[start of ENTRIES]

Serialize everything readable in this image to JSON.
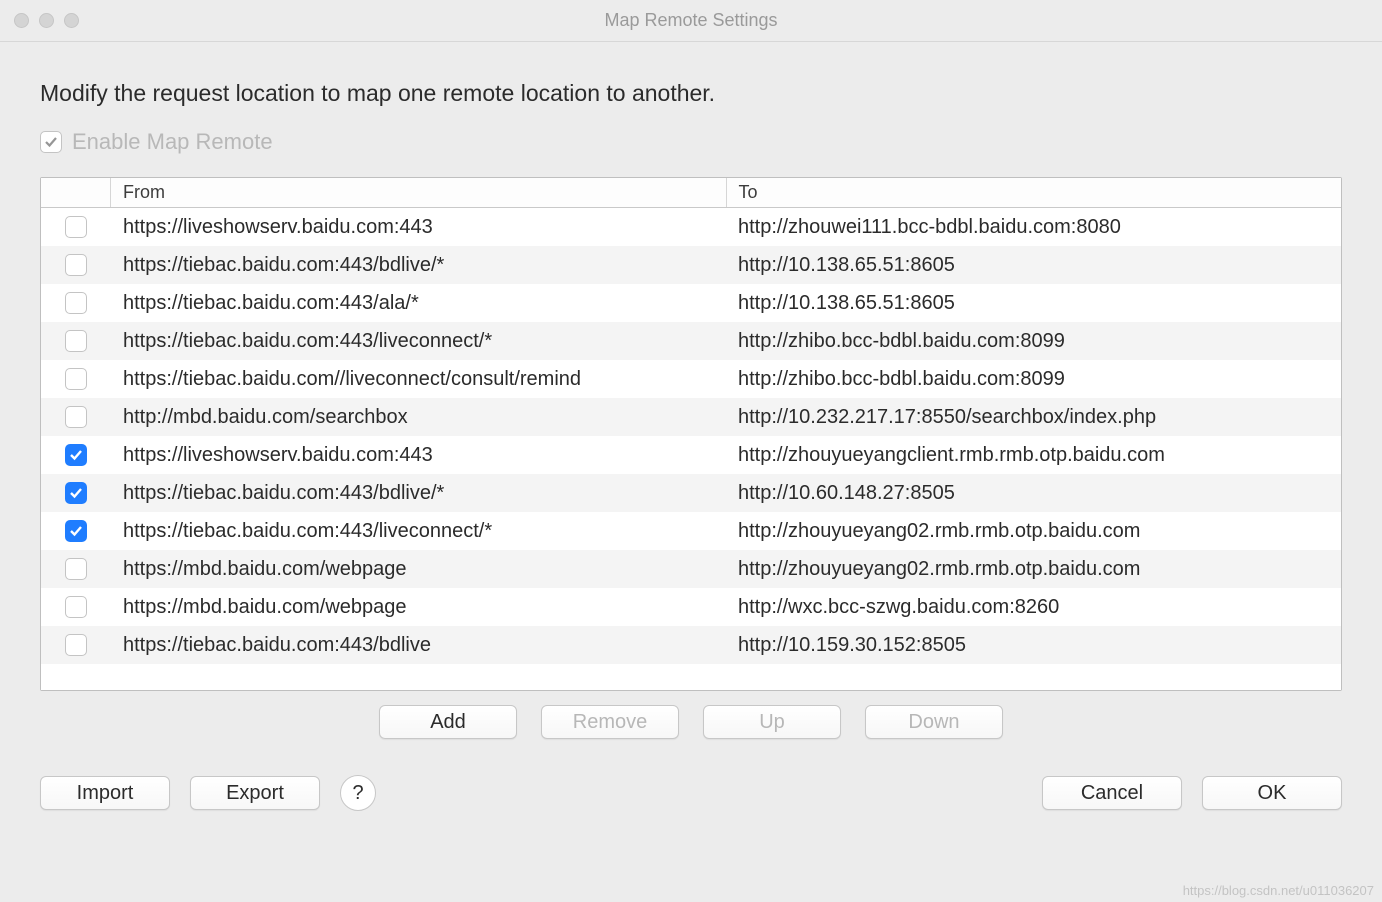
{
  "window": {
    "title": "Map Remote Settings"
  },
  "description": "Modify the request location to map one remote location to another.",
  "enable": {
    "label": "Enable Map Remote",
    "checked": true
  },
  "table": {
    "headers": {
      "from": "From",
      "to": "To"
    },
    "rows": [
      {
        "checked": false,
        "from": "https://liveshowserv.baidu.com:443",
        "to": "http://zhouwei111.bcc-bdbl.baidu.com:8080"
      },
      {
        "checked": false,
        "from": "https://tiebac.baidu.com:443/bdlive/*",
        "to": "http://10.138.65.51:8605"
      },
      {
        "checked": false,
        "from": "https://tiebac.baidu.com:443/ala/*",
        "to": "http://10.138.65.51:8605"
      },
      {
        "checked": false,
        "from": "https://tiebac.baidu.com:443/liveconnect/*",
        "to": "http://zhibo.bcc-bdbl.baidu.com:8099"
      },
      {
        "checked": false,
        "from": "https://tiebac.baidu.com//liveconnect/consult/remind",
        "to": "http://zhibo.bcc-bdbl.baidu.com:8099"
      },
      {
        "checked": false,
        "from": "http://mbd.baidu.com/searchbox",
        "to": "http://10.232.217.17:8550/searchbox/index.php"
      },
      {
        "checked": true,
        "from": "https://liveshowserv.baidu.com:443",
        "to": "http://zhouyueyangclient.rmb.rmb.otp.baidu.com"
      },
      {
        "checked": true,
        "from": "https://tiebac.baidu.com:443/bdlive/*",
        "to": "http://10.60.148.27:8505"
      },
      {
        "checked": true,
        "from": "https://tiebac.baidu.com:443/liveconnect/*",
        "to": "http://zhouyueyang02.rmb.rmb.otp.baidu.com"
      },
      {
        "checked": false,
        "from": "https://mbd.baidu.com/webpage",
        "to": "http://zhouyueyang02.rmb.rmb.otp.baidu.com"
      },
      {
        "checked": false,
        "from": "https://mbd.baidu.com/webpage",
        "to": "http://wxc.bcc-szwg.baidu.com:8260"
      },
      {
        "checked": false,
        "from": "https://tiebac.baidu.com:443/bdlive",
        "to": "http://10.159.30.152:8505"
      }
    ]
  },
  "buttons": {
    "add": "Add",
    "remove": "Remove",
    "up": "Up",
    "down": "Down",
    "import": "Import",
    "export": "Export",
    "help": "?",
    "cancel": "Cancel",
    "ok": "OK"
  },
  "watermark": "https://blog.csdn.net/u011036207"
}
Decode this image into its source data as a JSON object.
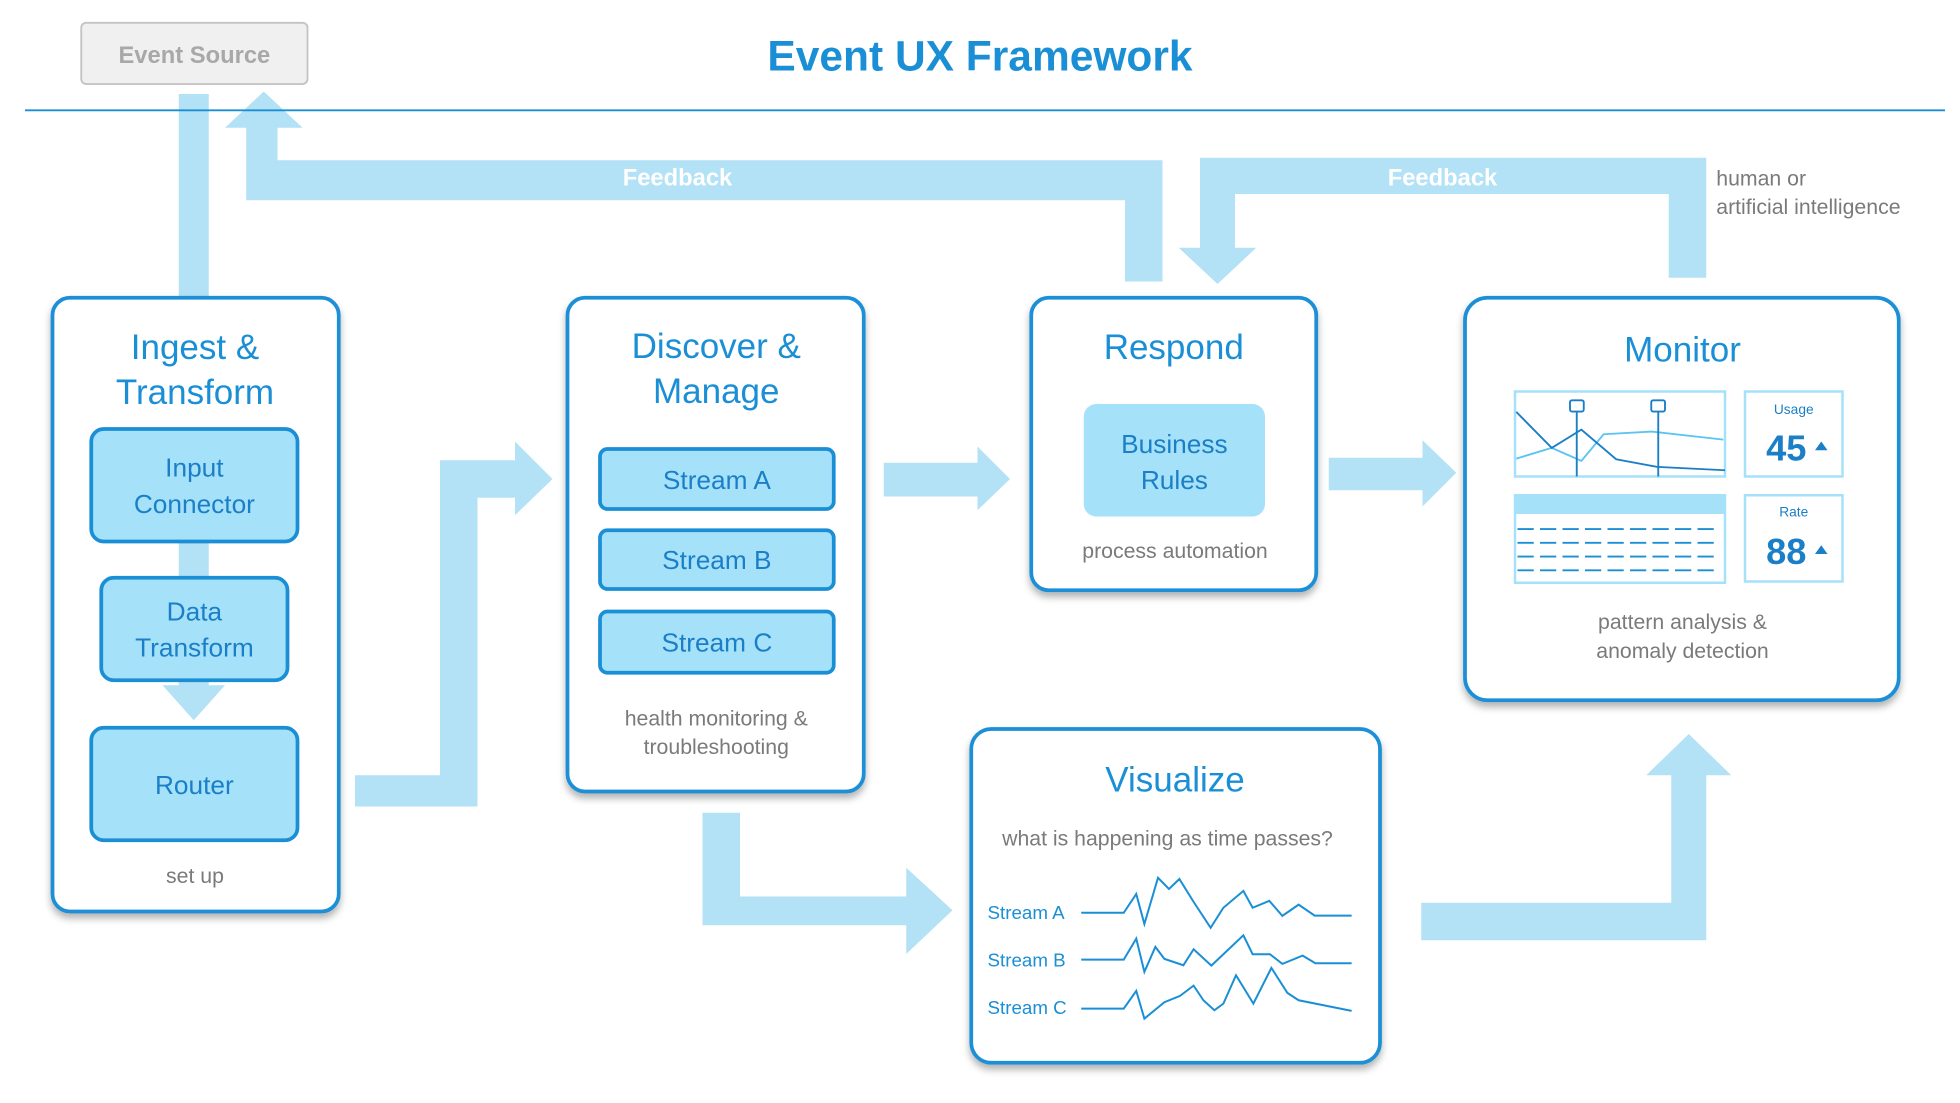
{
  "title": "Event UX Framework",
  "event_source": "Event Source",
  "feedback_left": "Feedback",
  "feedback_right": "Feedback",
  "ai_note": [
    "human or",
    "artificial intelligence"
  ],
  "ingest": {
    "title": [
      "Ingest &",
      "Transform"
    ],
    "input_connector": [
      "Input",
      "Connector"
    ],
    "data_transform": [
      "Data",
      "Transform"
    ],
    "router": "Router",
    "caption": "set up"
  },
  "discover": {
    "title": [
      "Discover &",
      "Manage"
    ],
    "streams": [
      "Stream A",
      "Stream B",
      "Stream C"
    ],
    "caption": [
      "health monitoring &",
      "troubleshooting"
    ]
  },
  "respond": {
    "title": "Respond",
    "business_rules": [
      "Business",
      "Rules"
    ],
    "caption": "process automation"
  },
  "monitor": {
    "title": "Monitor",
    "usage_label": "Usage",
    "usage_value": "45",
    "usage_trend": "up",
    "rate_label": "Rate",
    "rate_value": "88",
    "rate_trend": "up",
    "caption": [
      "pattern analysis &",
      "anomaly detection"
    ]
  },
  "visualize": {
    "title": "Visualize",
    "question": "what is happening as time passes?",
    "streams": [
      "Stream A",
      "Stream B",
      "Stream C"
    ]
  },
  "colors": {
    "accent": "#1a8fd6",
    "arrow": "#b3e1f5",
    "fill": "#a6e1fa",
    "caption": "#7a7a7a"
  }
}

[end of ENTRIES]

SHORT PROBLEM: Check each line above for the string "Feedback", then copy the ones that have it.

CORRECT ANSWER:
  "feedback_left": "Feedback",
  "feedback_right": "Feedback",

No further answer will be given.